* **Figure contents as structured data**
— START —

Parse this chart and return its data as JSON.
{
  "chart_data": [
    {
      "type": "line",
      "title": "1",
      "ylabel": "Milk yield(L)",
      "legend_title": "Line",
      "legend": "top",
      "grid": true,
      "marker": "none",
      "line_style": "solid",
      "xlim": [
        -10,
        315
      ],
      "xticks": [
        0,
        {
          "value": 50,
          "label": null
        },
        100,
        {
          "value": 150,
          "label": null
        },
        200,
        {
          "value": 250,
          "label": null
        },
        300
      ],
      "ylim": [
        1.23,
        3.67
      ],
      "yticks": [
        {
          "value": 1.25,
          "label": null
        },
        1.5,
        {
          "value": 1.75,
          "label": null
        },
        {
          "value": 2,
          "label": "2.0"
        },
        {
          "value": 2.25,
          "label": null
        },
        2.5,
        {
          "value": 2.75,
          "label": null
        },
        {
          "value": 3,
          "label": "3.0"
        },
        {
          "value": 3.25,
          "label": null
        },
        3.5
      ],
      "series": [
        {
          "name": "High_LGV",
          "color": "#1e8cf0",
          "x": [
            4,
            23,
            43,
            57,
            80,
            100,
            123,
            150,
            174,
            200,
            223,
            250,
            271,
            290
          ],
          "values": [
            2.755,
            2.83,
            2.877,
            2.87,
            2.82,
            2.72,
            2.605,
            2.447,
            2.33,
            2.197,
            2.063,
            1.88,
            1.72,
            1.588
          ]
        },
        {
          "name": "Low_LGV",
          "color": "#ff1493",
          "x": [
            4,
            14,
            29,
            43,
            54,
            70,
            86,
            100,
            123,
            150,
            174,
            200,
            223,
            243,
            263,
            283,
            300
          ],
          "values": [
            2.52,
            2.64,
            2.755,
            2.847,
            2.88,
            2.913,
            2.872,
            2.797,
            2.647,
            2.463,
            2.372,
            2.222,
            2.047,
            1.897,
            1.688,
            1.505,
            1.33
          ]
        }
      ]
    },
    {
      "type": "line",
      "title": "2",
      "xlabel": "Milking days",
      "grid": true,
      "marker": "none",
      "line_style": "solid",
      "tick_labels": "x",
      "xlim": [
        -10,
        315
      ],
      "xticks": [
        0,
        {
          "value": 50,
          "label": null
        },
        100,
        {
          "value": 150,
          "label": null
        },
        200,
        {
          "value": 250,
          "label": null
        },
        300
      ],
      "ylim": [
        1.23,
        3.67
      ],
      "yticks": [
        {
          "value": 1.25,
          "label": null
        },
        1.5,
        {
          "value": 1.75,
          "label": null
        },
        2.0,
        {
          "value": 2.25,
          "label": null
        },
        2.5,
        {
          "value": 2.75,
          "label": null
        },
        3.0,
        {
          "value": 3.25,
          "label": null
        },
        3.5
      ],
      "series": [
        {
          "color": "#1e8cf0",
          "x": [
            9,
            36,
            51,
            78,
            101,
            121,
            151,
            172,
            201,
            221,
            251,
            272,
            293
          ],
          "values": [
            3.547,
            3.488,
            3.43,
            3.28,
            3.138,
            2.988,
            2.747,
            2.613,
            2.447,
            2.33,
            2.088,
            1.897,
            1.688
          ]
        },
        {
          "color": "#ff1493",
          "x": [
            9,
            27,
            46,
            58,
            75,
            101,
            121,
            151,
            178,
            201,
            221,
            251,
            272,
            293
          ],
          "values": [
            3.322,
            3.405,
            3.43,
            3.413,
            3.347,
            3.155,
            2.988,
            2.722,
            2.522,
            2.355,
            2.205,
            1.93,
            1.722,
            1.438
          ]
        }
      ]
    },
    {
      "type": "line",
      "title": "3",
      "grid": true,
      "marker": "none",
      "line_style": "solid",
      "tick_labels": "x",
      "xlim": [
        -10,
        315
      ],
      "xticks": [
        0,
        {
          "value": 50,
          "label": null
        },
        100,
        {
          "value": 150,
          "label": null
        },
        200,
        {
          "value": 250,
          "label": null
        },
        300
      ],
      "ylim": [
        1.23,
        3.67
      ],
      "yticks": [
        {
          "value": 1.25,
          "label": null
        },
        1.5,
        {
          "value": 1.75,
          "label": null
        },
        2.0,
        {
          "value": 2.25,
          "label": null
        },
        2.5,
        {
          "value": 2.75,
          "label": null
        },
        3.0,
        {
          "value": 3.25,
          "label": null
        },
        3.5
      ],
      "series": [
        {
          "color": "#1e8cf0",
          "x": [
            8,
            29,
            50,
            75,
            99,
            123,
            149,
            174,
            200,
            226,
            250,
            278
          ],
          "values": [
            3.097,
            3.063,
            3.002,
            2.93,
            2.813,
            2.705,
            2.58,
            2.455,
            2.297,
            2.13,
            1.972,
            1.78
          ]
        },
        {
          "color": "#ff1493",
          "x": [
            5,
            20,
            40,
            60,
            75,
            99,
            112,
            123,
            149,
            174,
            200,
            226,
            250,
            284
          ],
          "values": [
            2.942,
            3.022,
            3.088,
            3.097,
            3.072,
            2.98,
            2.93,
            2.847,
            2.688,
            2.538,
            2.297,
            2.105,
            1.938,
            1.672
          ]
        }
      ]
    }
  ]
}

— END —

* **Task**
Give an exact copy of all the data shown above.

* **Complete answer**
Parse this chart and return its data as JSON.
{
  "chart_data": [
    {
      "type": "line",
      "title": "1",
      "ylabel": "Milk yield(L)",
      "legend_title": "Line",
      "legend": "top",
      "grid": true,
      "marker": "none",
      "line_style": "solid",
      "xlim": [
        -10,
        315
      ],
      "xticks": [
        0,
        {
          "value": 50,
          "label": null
        },
        100,
        {
          "value": 150,
          "label": null
        },
        200,
        {
          "value": 250,
          "label": null
        },
        300
      ],
      "ylim": [
        1.23,
        3.67
      ],
      "yticks": [
        {
          "value": 1.25,
          "label": null
        },
        1.5,
        {
          "value": 1.75,
          "label": null
        },
        {
          "value": 2,
          "label": "2.0"
        },
        {
          "value": 2.25,
          "label": null
        },
        2.5,
        {
          "value": 2.75,
          "label": null
        },
        {
          "value": 3,
          "label": "3.0"
        },
        {
          "value": 3.25,
          "label": null
        },
        3.5
      ],
      "series": [
        {
          "name": "High_LGV",
          "color": "#1e8cf0",
          "x": [
            4,
            23,
            43,
            57,
            80,
            100,
            123,
            150,
            174,
            200,
            223,
            250,
            271,
            290
          ],
          "values": [
            2.755,
            2.83,
            2.877,
            2.87,
            2.82,
            2.72,
            2.605,
            2.447,
            2.33,
            2.197,
            2.063,
            1.88,
            1.72,
            1.588
          ]
        },
        {
          "name": "Low_LGV",
          "color": "#ff1493",
          "x": [
            4,
            14,
            29,
            43,
            54,
            70,
            86,
            100,
            123,
            150,
            174,
            200,
            223,
            243,
            263,
            283,
            300
          ],
          "values": [
            2.52,
            2.64,
            2.755,
            2.847,
            2.88,
            2.913,
            2.872,
            2.797,
            2.647,
            2.463,
            2.372,
            2.222,
            2.047,
            1.897,
            1.688,
            1.505,
            1.33
          ]
        }
      ]
    },
    {
      "type": "line",
      "title": "2",
      "xlabel": "Milking days",
      "grid": true,
      "marker": "none",
      "line_style": "solid",
      "tick_labels": "x",
      "xlim": [
        -10,
        315
      ],
      "xticks": [
        0,
        {
          "value": 50,
          "label": null
        },
        100,
        {
          "value": 150,
          "label": null
        },
        200,
        {
          "value": 250,
          "label": null
        },
        300
      ],
      "ylim": [
        1.23,
        3.67
      ],
      "yticks": [
        {
          "value": 1.25,
          "label": null
        },
        1.5,
        {
          "value": 1.75,
          "label": null
        },
        2.0,
        {
          "value": 2.25,
          "label": null
        },
        2.5,
        {
          "value": 2.75,
          "label": null
        },
        3.0,
        {
          "value": 3.25,
          "label": null
        },
        3.5
      ],
      "series": [
        {
          "color": "#1e8cf0",
          "x": [
            9,
            36,
            51,
            78,
            101,
            121,
            151,
            172,
            201,
            221,
            251,
            272,
            293
          ],
          "values": [
            3.547,
            3.488,
            3.43,
            3.28,
            3.138,
            2.988,
            2.747,
            2.613,
            2.447,
            2.33,
            2.088,
            1.897,
            1.688
          ]
        },
        {
          "color": "#ff1493",
          "x": [
            9,
            27,
            46,
            58,
            75,
            101,
            121,
            151,
            178,
            201,
            221,
            251,
            272,
            293
          ],
          "values": [
            3.322,
            3.405,
            3.43,
            3.413,
            3.347,
            3.155,
            2.988,
            2.722,
            2.522,
            2.355,
            2.205,
            1.93,
            1.722,
            1.438
          ]
        }
      ]
    },
    {
      "type": "line",
      "title": "3",
      "grid": true,
      "marker": "none",
      "line_style": "solid",
      "tick_labels": "x",
      "xlim": [
        -10,
        315
      ],
      "xticks": [
        0,
        {
          "value": 50,
          "label": null
        },
        100,
        {
          "value": 150,
          "label": null
        },
        200,
        {
          "value": 250,
          "label": null
        },
        300
      ],
      "ylim": [
        1.23,
        3.67
      ],
      "yticks": [
        {
          "value": 1.25,
          "label": null
        },
        1.5,
        {
          "value": 1.75,
          "label": null
        },
        2.0,
        {
          "value": 2.25,
          "label": null
        },
        2.5,
        {
          "value": 2.75,
          "label": null
        },
        3.0,
        {
          "value": 3.25,
          "label": null
        },
        3.5
      ],
      "series": [
        {
          "color": "#1e8cf0",
          "x": [
            8,
            29,
            50,
            75,
            99,
            123,
            149,
            174,
            200,
            226,
            250,
            278
          ],
          "values": [
            3.097,
            3.063,
            3.002,
            2.93,
            2.813,
            2.705,
            2.58,
            2.455,
            2.297,
            2.13,
            1.972,
            1.78
          ]
        },
        {
          "color": "#ff1493",
          "x": [
            5,
            20,
            40,
            60,
            75,
            99,
            112,
            123,
            149,
            174,
            200,
            226,
            250,
            284
          ],
          "values": [
            2.942,
            3.022,
            3.088,
            3.097,
            3.072,
            2.98,
            2.93,
            2.847,
            2.688,
            2.538,
            2.297,
            2.105,
            1.938,
            1.672
          ]
        }
      ]
    }
  ]
}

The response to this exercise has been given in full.